Recorded data
— BEGIN —

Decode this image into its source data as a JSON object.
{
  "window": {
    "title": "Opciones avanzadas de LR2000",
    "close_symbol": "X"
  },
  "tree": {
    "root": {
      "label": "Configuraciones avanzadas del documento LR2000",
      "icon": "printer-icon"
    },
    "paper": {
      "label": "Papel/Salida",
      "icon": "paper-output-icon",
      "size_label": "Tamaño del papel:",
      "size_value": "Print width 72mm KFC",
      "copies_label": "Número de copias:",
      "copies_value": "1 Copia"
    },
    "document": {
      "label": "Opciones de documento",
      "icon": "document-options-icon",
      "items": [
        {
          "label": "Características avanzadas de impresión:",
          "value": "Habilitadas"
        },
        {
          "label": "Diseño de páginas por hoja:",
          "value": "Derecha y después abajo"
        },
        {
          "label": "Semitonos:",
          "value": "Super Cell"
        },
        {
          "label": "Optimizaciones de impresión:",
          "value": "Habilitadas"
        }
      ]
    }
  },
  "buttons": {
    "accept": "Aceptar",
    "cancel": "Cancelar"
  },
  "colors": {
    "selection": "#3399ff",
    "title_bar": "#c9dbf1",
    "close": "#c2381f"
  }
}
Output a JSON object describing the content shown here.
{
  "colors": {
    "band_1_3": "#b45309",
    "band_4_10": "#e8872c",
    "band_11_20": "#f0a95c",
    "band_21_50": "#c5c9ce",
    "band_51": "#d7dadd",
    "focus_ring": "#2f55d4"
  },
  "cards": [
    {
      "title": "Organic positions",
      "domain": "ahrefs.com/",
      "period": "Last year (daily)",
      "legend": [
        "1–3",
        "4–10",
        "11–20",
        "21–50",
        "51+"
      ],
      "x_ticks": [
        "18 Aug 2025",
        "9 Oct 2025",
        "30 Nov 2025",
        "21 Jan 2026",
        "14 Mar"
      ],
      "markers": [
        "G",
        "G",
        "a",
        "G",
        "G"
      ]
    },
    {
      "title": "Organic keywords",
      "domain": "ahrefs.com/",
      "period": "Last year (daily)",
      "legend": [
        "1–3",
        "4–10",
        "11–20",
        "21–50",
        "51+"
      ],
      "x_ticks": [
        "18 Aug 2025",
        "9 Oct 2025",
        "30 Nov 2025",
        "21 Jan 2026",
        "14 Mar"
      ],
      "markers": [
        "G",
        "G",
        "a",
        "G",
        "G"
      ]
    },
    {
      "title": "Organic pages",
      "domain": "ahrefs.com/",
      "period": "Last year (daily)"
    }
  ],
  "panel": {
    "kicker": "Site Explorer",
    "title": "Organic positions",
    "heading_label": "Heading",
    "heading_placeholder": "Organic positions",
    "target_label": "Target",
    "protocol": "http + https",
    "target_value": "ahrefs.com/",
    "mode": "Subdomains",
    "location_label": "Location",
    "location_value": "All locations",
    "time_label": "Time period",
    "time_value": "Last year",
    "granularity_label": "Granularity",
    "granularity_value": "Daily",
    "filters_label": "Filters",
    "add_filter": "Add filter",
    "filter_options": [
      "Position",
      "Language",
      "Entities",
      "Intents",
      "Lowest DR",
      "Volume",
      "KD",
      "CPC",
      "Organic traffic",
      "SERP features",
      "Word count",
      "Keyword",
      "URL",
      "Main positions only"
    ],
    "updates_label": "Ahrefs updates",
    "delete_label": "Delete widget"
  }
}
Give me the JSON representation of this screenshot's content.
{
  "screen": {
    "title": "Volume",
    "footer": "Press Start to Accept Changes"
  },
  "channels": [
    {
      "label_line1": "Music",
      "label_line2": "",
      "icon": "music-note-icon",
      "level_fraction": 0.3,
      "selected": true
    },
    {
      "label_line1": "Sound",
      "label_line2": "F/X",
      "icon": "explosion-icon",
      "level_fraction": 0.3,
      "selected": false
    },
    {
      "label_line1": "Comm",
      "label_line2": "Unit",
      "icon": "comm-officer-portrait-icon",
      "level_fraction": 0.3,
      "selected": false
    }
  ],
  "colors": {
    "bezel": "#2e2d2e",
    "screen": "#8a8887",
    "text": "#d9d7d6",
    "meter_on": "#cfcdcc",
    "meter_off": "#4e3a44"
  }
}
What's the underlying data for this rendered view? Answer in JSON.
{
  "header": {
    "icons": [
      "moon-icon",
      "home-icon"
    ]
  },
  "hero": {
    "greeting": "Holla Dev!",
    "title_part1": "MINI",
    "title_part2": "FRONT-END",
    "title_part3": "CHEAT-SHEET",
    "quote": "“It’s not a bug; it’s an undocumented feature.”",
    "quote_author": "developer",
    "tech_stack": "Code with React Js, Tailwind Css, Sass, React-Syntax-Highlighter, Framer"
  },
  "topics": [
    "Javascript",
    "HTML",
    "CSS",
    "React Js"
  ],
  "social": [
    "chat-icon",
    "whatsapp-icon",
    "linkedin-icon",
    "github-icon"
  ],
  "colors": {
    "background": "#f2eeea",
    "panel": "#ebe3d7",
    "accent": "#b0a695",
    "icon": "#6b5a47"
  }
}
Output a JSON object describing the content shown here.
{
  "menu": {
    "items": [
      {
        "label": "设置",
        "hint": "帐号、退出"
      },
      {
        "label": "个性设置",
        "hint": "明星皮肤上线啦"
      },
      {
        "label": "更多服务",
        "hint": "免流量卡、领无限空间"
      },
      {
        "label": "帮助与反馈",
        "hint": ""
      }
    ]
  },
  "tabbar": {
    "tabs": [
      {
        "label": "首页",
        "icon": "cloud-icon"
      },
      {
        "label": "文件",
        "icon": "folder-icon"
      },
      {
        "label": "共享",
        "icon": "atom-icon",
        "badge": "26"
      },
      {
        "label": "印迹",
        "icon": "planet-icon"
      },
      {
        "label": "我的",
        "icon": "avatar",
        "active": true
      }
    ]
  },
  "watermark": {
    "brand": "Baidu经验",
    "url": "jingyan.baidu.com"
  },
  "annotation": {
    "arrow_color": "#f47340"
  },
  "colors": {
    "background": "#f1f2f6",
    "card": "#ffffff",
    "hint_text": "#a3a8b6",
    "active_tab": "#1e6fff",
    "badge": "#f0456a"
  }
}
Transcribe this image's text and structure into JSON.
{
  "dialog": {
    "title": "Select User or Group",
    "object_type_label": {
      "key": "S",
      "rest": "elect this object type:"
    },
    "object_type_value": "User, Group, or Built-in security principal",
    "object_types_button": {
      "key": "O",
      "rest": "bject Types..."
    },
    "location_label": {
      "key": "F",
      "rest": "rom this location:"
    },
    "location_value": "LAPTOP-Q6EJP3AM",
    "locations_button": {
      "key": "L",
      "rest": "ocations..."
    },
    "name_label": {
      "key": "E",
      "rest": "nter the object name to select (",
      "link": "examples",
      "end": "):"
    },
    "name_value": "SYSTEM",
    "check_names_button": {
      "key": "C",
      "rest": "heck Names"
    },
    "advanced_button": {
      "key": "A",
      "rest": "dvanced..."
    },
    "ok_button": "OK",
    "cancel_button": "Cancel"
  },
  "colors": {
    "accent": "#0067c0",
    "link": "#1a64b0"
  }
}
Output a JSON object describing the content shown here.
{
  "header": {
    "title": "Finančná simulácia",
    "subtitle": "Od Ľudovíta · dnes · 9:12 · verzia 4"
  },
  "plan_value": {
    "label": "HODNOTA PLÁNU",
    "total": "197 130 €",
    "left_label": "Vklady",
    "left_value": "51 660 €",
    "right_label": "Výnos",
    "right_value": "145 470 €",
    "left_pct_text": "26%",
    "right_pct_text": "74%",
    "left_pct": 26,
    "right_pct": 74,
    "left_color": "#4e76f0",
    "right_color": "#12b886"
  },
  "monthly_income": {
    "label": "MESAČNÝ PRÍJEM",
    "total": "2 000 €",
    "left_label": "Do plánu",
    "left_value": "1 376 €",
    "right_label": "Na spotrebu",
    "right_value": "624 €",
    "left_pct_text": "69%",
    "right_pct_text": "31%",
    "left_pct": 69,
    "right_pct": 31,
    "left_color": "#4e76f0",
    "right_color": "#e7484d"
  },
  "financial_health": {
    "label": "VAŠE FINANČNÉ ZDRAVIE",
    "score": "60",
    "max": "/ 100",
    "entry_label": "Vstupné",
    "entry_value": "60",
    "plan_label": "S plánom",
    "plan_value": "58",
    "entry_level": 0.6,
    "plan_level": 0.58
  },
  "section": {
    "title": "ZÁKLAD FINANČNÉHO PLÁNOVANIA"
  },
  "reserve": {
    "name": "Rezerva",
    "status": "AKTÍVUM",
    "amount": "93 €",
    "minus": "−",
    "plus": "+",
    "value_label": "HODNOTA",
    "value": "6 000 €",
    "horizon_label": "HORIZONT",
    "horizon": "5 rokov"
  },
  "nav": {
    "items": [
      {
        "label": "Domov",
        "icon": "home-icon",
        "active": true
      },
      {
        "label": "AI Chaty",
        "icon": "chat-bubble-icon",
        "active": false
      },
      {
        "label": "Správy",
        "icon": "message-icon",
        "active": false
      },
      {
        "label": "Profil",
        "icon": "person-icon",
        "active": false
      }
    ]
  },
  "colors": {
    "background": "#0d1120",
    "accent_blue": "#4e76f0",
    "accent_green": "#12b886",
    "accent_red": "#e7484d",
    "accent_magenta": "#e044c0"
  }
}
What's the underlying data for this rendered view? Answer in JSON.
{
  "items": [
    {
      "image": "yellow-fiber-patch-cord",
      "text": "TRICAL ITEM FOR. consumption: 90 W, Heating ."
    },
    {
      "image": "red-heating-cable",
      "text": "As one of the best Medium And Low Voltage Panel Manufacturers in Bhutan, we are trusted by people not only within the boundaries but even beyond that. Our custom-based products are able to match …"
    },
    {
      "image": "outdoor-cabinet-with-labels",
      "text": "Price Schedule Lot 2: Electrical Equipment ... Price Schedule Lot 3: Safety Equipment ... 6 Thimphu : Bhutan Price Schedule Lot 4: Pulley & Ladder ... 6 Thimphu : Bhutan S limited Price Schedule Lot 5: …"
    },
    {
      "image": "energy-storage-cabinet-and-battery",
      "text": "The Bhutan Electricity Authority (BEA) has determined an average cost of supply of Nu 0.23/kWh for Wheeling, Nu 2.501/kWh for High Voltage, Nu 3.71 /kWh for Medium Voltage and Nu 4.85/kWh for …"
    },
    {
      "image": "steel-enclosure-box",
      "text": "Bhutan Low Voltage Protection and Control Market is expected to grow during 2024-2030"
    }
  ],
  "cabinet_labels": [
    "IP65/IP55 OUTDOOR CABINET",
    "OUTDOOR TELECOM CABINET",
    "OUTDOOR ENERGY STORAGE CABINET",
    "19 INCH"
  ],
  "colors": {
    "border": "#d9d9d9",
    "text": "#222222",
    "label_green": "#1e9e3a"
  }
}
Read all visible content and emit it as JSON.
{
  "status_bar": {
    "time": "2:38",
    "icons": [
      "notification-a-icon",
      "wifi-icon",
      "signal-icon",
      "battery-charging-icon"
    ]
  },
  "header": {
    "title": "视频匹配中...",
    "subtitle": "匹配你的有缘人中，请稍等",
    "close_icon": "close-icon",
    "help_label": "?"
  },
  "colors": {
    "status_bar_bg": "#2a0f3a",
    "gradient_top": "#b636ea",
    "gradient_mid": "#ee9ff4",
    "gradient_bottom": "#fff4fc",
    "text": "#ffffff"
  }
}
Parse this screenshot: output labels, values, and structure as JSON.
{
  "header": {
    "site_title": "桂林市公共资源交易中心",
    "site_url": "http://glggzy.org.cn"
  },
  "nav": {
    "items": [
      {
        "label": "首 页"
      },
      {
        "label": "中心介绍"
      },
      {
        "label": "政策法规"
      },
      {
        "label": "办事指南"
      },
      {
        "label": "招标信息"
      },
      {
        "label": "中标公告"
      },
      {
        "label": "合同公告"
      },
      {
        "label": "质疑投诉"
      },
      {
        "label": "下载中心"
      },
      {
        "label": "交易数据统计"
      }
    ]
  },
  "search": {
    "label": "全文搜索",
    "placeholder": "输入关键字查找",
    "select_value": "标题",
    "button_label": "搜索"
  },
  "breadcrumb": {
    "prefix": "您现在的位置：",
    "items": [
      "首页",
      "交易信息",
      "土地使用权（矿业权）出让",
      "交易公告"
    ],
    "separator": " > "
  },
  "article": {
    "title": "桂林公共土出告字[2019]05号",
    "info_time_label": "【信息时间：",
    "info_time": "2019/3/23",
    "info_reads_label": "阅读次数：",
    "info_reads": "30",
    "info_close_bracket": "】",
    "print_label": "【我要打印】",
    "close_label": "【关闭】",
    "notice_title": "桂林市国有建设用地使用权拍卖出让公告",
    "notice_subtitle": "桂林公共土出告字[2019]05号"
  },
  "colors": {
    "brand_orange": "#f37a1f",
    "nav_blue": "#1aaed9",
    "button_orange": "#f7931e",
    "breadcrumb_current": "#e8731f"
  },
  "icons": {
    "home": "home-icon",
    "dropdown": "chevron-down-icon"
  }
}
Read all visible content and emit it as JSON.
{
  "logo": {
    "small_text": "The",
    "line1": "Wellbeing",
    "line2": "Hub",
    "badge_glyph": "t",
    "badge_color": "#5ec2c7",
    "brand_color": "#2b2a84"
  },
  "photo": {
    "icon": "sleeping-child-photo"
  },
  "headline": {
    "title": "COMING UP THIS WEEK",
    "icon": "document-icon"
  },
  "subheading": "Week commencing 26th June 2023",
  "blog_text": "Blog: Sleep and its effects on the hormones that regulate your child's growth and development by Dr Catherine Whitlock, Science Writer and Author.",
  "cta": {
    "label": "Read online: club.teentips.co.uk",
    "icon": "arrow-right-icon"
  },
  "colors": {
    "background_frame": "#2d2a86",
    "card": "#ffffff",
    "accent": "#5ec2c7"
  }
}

— END —

Task goal
Read through the entries and copy every line that includes "Last".

Full output
      "period": "Last year (daily)",
      "period": "Last year (daily)",
      "period": "Last year (daily)"
    "time_value": "Last year",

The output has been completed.